Mobility may be impaired by a variety of factors. Individual seniors may not be comfortable driving or may be incapable of doing so. In many communities, public transportation may be poorly designed or simply unavailable, especially outside of urban centres.  Even walking may be impeded by poor sidewalk maintenance, particularly in the winter months.  Further, even if transportation is available, seniors often have caregiver responsibilities for a spouse or partner that may hamper their ability to leave the home, and they may lack the necessary funds to make use of respite care or to hire a taxi.  In short, the service provider-driven model poses significant structural barriers to the use of services by seniors.


7.3.2    The Ideal:  A Client-Driven Mental Health System

The seemingly obvious solution to this dilemma is to provide mental health services where older adults live, be it in their homes, the homes of their caregivers, or in acute care or long-term care facilities.  Jennifer Barr put it this way:

…similar to your [the Committee’s] recommendation around school-based programming for young people where you want to provide programs that are easily accessible, for example, having an addiction counsellor or a mental health support group in a school setting. Similarly, because older adults are, for a number of reasons, not as likely to reach a treatment service, we need to provide the addiction and mental health services where older adults are found, in all that variety of settings.[277]

It is not sufficient, however, simply to locate mental health services where seniors live.  It is necessary as well to provide a full range of services that are suited to the population in question.  As Penny MacCourt noted in her brief, submitted on behalf of the British Columbia Psychogeriatric Association:

For many seniors, the factors that affect their mental health are often related to…deficits in their social support system or environment.  Current policy and services…are typically situated within a biopsychosocial model…with an emphasis on the biomedical component.  The biomedical model…focuses on individual pathology and leads to the organization of services and programs that focus primarily on the diagnosis and treatment of mental illness.  There is a narrow focus on cure and acute care.  The biomedical paradigm has led to the neglect of…broader non-medical interventions and community-based services required to support seniors’ mental health.[278]

Thus, services need to be both shifted to the client location and expanded to fit the needs of each particular on-site population. Even once this is done, however, a final step is needed. The gap between the different places in which seniors live must be bridged — that is, the transition of seniors from one location to another over time must be taken into account.

[Document understanding records]
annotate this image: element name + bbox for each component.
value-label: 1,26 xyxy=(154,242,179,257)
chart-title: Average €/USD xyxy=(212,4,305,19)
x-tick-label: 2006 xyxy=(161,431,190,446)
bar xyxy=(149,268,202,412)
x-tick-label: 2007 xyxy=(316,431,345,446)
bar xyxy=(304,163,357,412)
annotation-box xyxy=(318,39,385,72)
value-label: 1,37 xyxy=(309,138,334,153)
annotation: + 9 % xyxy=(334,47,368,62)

What to work on: In the excerpt on seniors' mental health services, on whose behalf did Penny MacCourt submit her brief? Rely only on the text to answer.

Written answer: The British Columbia Psychogeriatric Association.